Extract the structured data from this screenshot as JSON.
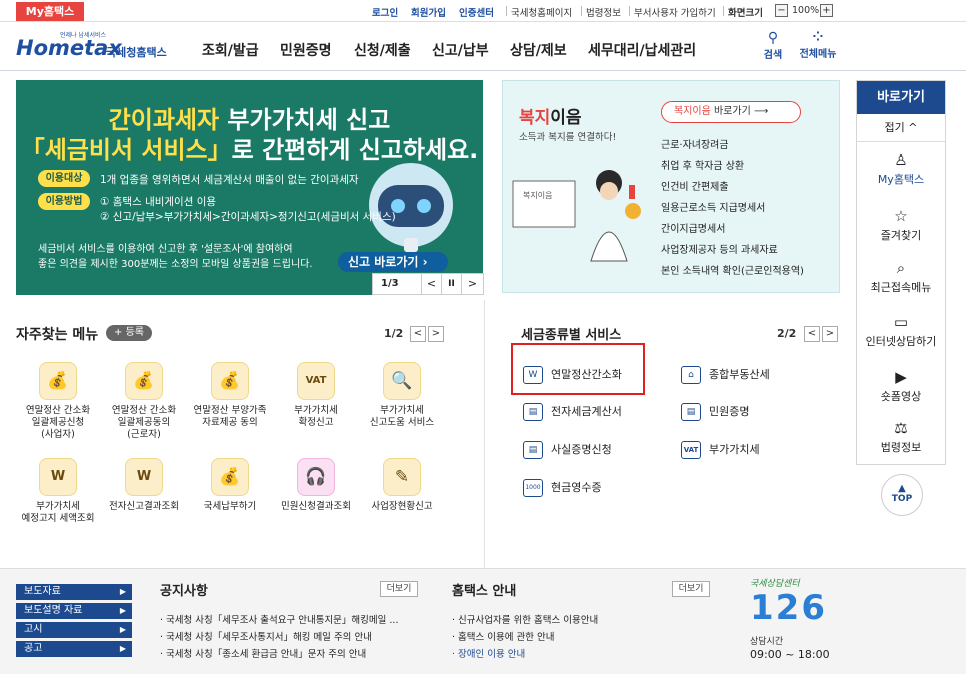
{
  "util": {
    "myhome": "My홈택스",
    "login": "로그인",
    "join": "회원가입",
    "cert": "인증센터",
    "links": [
      "국세청홈페이지",
      "법령정보",
      "부서사용자 가입하기"
    ],
    "screen": "화면크기",
    "zoom": "100%",
    "minus": "−",
    "plus": "+"
  },
  "logo": {
    "small": "언제나 납세서비스",
    "main": "Hometax",
    "suffix": "국세청홈택스"
  },
  "gnb": [
    "조회/발급",
    "민원증명",
    "신청/제출",
    "신고/납부",
    "상담/제보",
    "세무대리/납세관리"
  ],
  "header": {
    "search": "검색",
    "allmenu": "전체메뉴"
  },
  "banner": {
    "line1_a": "간이과세자",
    "line1_b": " 부가가치세 신고",
    "line2_a": "「세금비서 서비스」",
    "line2_b": "로 간편하게 신고",
    "line2_c": "하세요.",
    "pill1": "이용대상",
    "txt1": "1개 업종을 영위하면서 세금계산서 매출이 없는 간이과세자",
    "pill2": "이용방법",
    "txt2a": "① 홈택스 내비게이션 이용",
    "txt2b": "② 신고/납부>부가가치세>간이과세자>정기신고(세금비서 서비스)",
    "s1": "세금비서 서비스를 이용하여 신고한 후 '설문조사'에 참여하여",
    "s2": "좋은 의견을 제시한 300분께는 소정의 모바일 상품권을 드립니다.",
    "go": "신고 바로가기",
    "page": "1/3",
    "prev": "<",
    "pause": "II",
    "next": ">"
  },
  "welfare": {
    "t1": "복지",
    "t2": "이음",
    "sub": "소득과 복지를 연결하다!",
    "go_a": "복지이음",
    "go_b": " 바로가기",
    "items": [
      "근로·자녀장려금",
      "취업 후 학자금 상환",
      "인건비 간편제출",
      "일용근로소득 지급명세서",
      "간이지급명세서",
      "사업장제공자 등의 과세자료",
      "본인 소득내역 확인(근로인적용역)"
    ],
    "card": "복지이음"
  },
  "quick": {
    "head": "바로가기",
    "fold": "접기 ^",
    "items": [
      {
        "icon": "My",
        "label": "My홈택스"
      },
      {
        "icon": "☆",
        "label": "즐겨찾기"
      },
      {
        "icon": "🔍",
        "label": "최근접속메뉴"
      },
      {
        "icon": "▭",
        "label": "인터넷상담하기"
      },
      {
        "icon": "▶",
        "label": "숏폼영상"
      },
      {
        "icon": "⚖",
        "label": "법령정보"
      }
    ],
    "top": "TOP"
  },
  "freq": {
    "title": "자주찾는 메뉴",
    "reg": "+ 등록",
    "page": "1/2",
    "prev": "<",
    "next": ">",
    "items": [
      [
        "연말정산 간소화",
        "일괄제공신청",
        "(사업자)"
      ],
      [
        "연말정산 간소화",
        "일괄제공동의",
        "(근로자)"
      ],
      [
        "연말정산 부양가족",
        "자료제공 동의"
      ],
      [
        "부가가치세",
        "확정신고"
      ],
      [
        "부가가치세",
        "신고도움 서비스"
      ],
      [
        "부가가치세",
        "예정고지 세액조회"
      ],
      [
        "전자신고결과조회"
      ],
      [
        "국세납부하기"
      ],
      [
        "민원신청결과조회"
      ],
      [
        "사업장현황신고"
      ]
    ]
  },
  "tax": {
    "title": "세금종류별 서비스",
    "page": "2/2",
    "prev": "<",
    "next": ">",
    "items": [
      {
        "icon": "W",
        "label": "연말정산간소화"
      },
      {
        "icon": "⌂",
        "label": "종합부동산세"
      },
      {
        "icon": "▤",
        "label": "전자세금계산서"
      },
      {
        "icon": "▤",
        "label": "민원증명"
      },
      {
        "icon": "▤",
        "label": "사실증명신청"
      },
      {
        "icon": "VAT",
        "label": "부가가치세"
      },
      {
        "icon": "1000",
        "label": "현금영수증"
      }
    ]
  },
  "footer": {
    "tabs": [
      "보도자료",
      "보도설명 자료",
      "고시",
      "공고"
    ],
    "notice": "공지사항",
    "more": "더보기",
    "notices": [
      "국세청 사칭「세무조사 출석요구 안내통지문」해킹메일 ...",
      "국세청 사칭「세무조사통지서」해킹 메일 주의 안내",
      "국세청 사칭「종소세 환급금 안내」문자 주의 안내"
    ],
    "guide": "홈택스 안내",
    "guides": [
      "신규사업자를 위한 홈택스 이용안내",
      "홈택스 이용에 관한 안내",
      "장애인 이용 안내"
    ],
    "cc_title": "국세상담센터",
    "cc_num": "126",
    "cc_hours_label": "상담시간",
    "cc_hours": "09:00 ~ 18:00"
  }
}
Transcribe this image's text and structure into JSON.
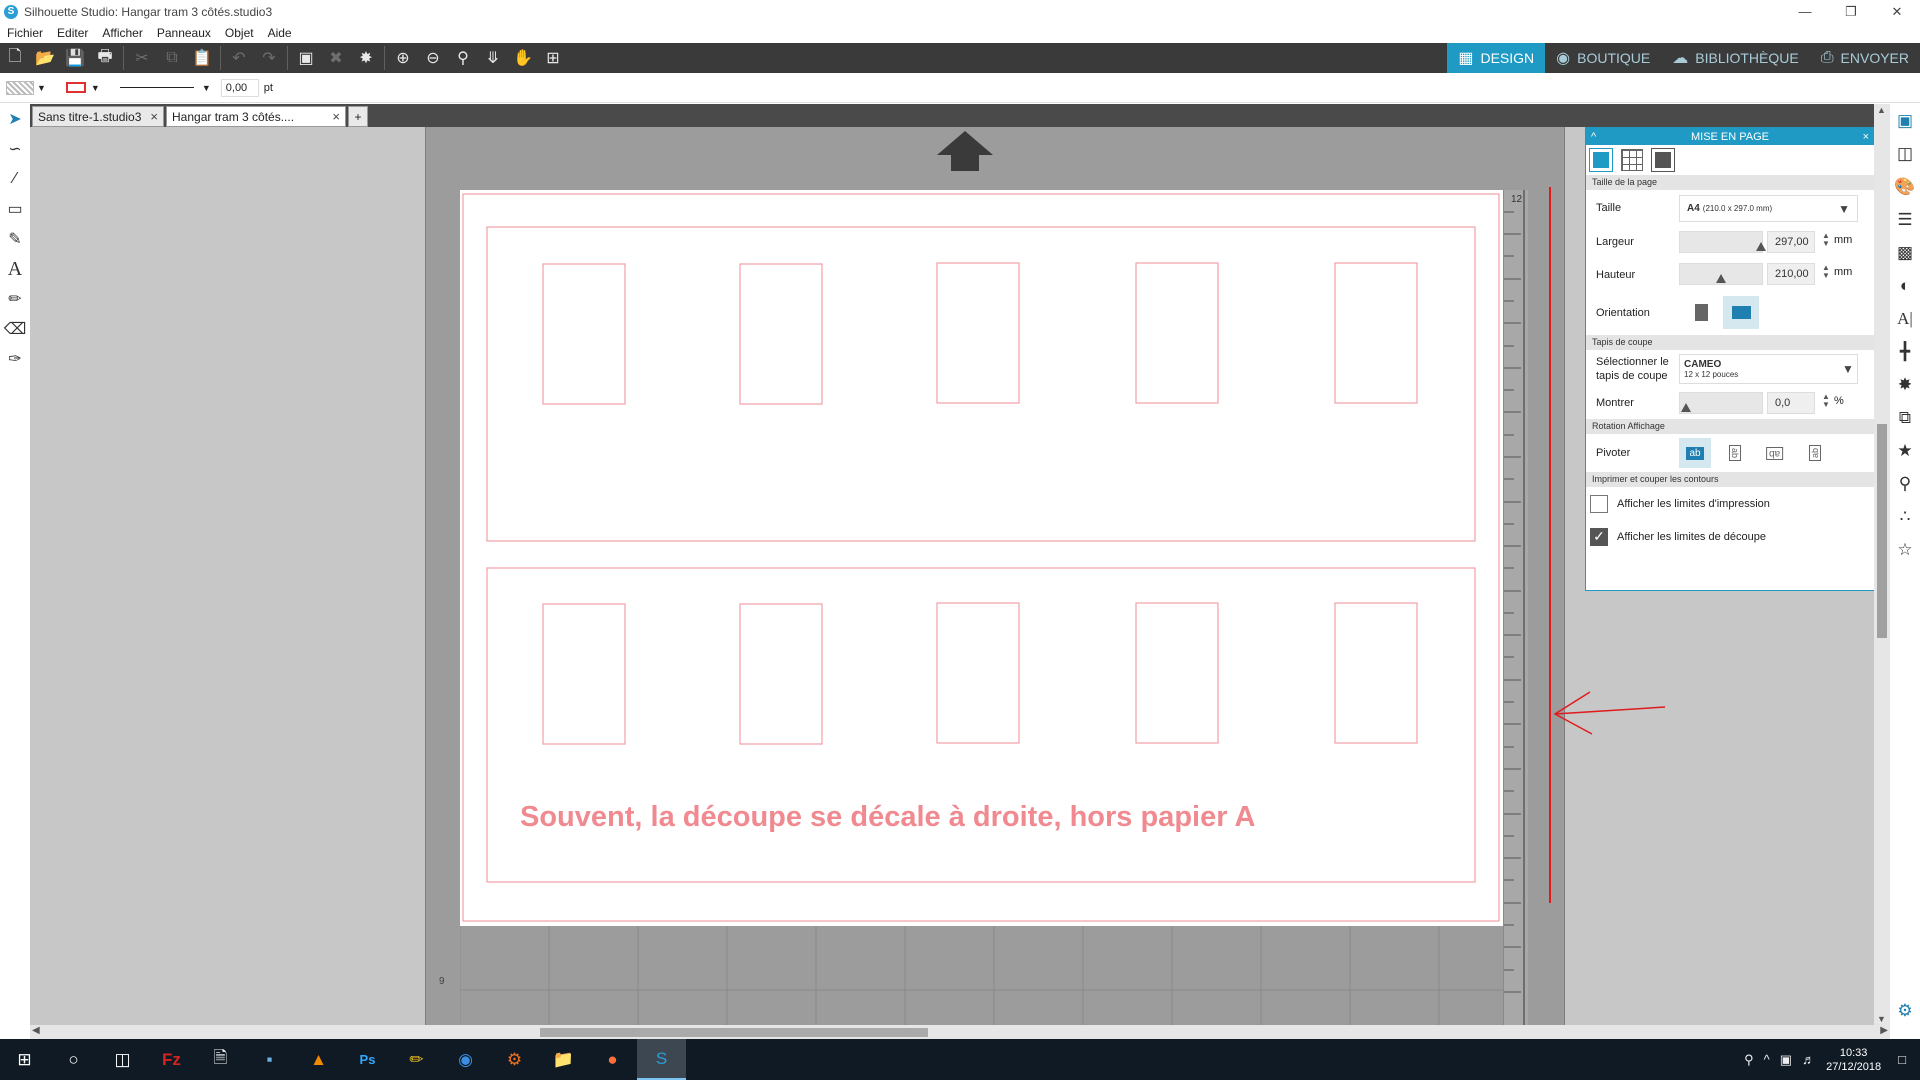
########################################
Task brief: Leave images out of the retyped records; keep all else exact.

Solution to this task:
Extract the structured data from this screenshot as JSON.
{
  "util": {
    "myhome": "My홈택스",
    "login": "로그인",
    "join": "회원가입",
    "cert": "인증센터",
    "links": [
      "국세청홈페이지",
      "법령정보",
      "부서사용자 가입하기"
    ],
    "screen": "화면크기",
    "zoom": "100%",
    "minus": "−",
    "plus": "+"
  },
  "logo": {
    "small": "언제나 납세서비스",
    "main": "Hometax",
    "suffix": "국세청홈택스"
  },
  "gnb": [
    "조회/발급",
    "민원증명",
    "신청/제출",
    "신고/납부",
    "상담/제보",
    "세무대리/납세관리"
  ],
  "header": {
    "search": "검색",
    "allmenu": "전체메뉴"
  },
  "banner": {
    "line1_a": "간이과세자",
    "line1_b": " 부가가치세 신고",
    "line2_a": "「세금비서 서비스」",
    "line2_b": "로 간편하게 신고",
    "line2_c": "하세요.",
    "pill1": "이용대상",
    "txt1": "1개 업종을 영위하면서 세금계산서 매출이 없는 간이과세자",
    "pill2": "이용방법",
    "txt2a": "① 홈택스 내비게이션 이용",
    "txt2b": "② 신고/납부>부가가치세>간이과세자>정기신고(세금비서 서비스)",
    "s1": "세금비서 서비스를 이용하여 신고한 후 '설문조사'에 참여하여",
    "s2": "좋은 의견을 제시한 300분께는 소정의 모바일 상품권을 드립니다.",
    "go": "신고 바로가기",
    "page": "1/3",
    "prev": "<",
    "pause": "II",
    "next": ">"
  },
  "welfare": {
    "t1": "복지",
    "t2": "이음",
    "sub": "소득과 복지를 연결하다!",
    "go_a": "복지이음",
    "go_b": " 바로가기",
    "items": [
      "근로·자녀장려금",
      "취업 후 학자금 상환",
      "인건비 간편제출",
      "일용근로소득 지급명세서",
      "간이지급명세서",
      "사업장제공자 등의 과세자료",
      "본인 소득내역 확인(근로인적용역)"
    ],
    "card": "복지이음"
  },
  "quick": {
    "head": "바로가기",
    "fold": "접기 ^",
    "items": [
      {
        "icon": "My",
        "label": "My홈택스"
      },
      {
        "icon": "☆",
        "label": "즐겨찾기"
      },
      {
        "icon": "🔍",
        "label": "최근접속메뉴"
      },
      {
        "icon": "▭",
        "label": "인터넷상담하기"
      },
      {
        "icon": "▶",
        "label": "숏폼영상"
      },
      {
        "icon": "⚖",
        "label": "법령정보"
      }
    ],
    "top": "TOP"
  },
  "freq": {
    "title": "자주찾는 메뉴",
    "reg": "+ 등록",
    "page": "1/2",
    "prev": "<",
    "next": ">",
    "items": [
      [
        "연말정산 간소화",
        "일괄제공신청",
        "(사업자)"
      ],
      [
        "연말정산 간소화",
        "일괄제공동의",
        "(근로자)"
      ],
      [
        "연말정산 부양가족",
        "자료제공 동의"
      ],
      [
        "부가가치세",
        "확정신고"
      ],
      [
        "부가가치세",
        "신고도움 서비스"
      ],
      [
        "부가가치세",
        "예정고지 세액조회"
      ],
      [
        "전자신고결과조회"
      ],
      [
        "국세납부하기"
      ],
      [
        "민원신청결과조회"
      ],
      [
        "사업장현황신고"
      ]
    ]
  },
  "tax": {
    "title": "세금종류별 서비스",
    "page": "2/2",
    "prev": "<",
    "next": ">",
    "items": [
      {
        "icon": "W",
        "label": "연말정산간소화"
      },
      {
        "icon": "⌂",
        "label": "종합부동산세"
      },
      {
        "icon": "▤",
        "label": "전자세금계산서"
      },
      {
        "icon": "▤",
        "label": "민원증명"
      },
      {
        "icon": "▤",
        "label": "사실증명신청"
      },
      {
        "icon": "VAT",
        "label": "부가가치세"
      },
      {
        "icon": "1000",
        "label": "현금영수증"
      }
    ]
  },
  "footer": {
    "tabs": [
      "보도자료",
      "보도설명 자료",
      "고시",
      "공고"
    ],
    "notice": "공지사항",
    "more": "더보기",
    "notices": [
      "국세청 사칭「세무조사 출석요구 안내통지문」해킹메일 ...",
      "국세청 사칭「세무조사통지서」해킹 메일 주의 안내",
      "국세청 사칭「종소세 환급금 안내」문자 주의 안내"
    ],
    "guide": "홈택스 안내",
    "guides": [
      "신규사업자를 위한 홈택스 이용안내",
      "홈택스 이용에 관한 안내",
      "장애인 이용 안내"
    ],
    "cc_title": "국세상담센터",
    "cc_num": "126",
    "cc_hours_label": "상담시간",
    "cc_hours": "09:00 ~ 18:00"
  }
}
Transcribe this image's text and structure into JSON.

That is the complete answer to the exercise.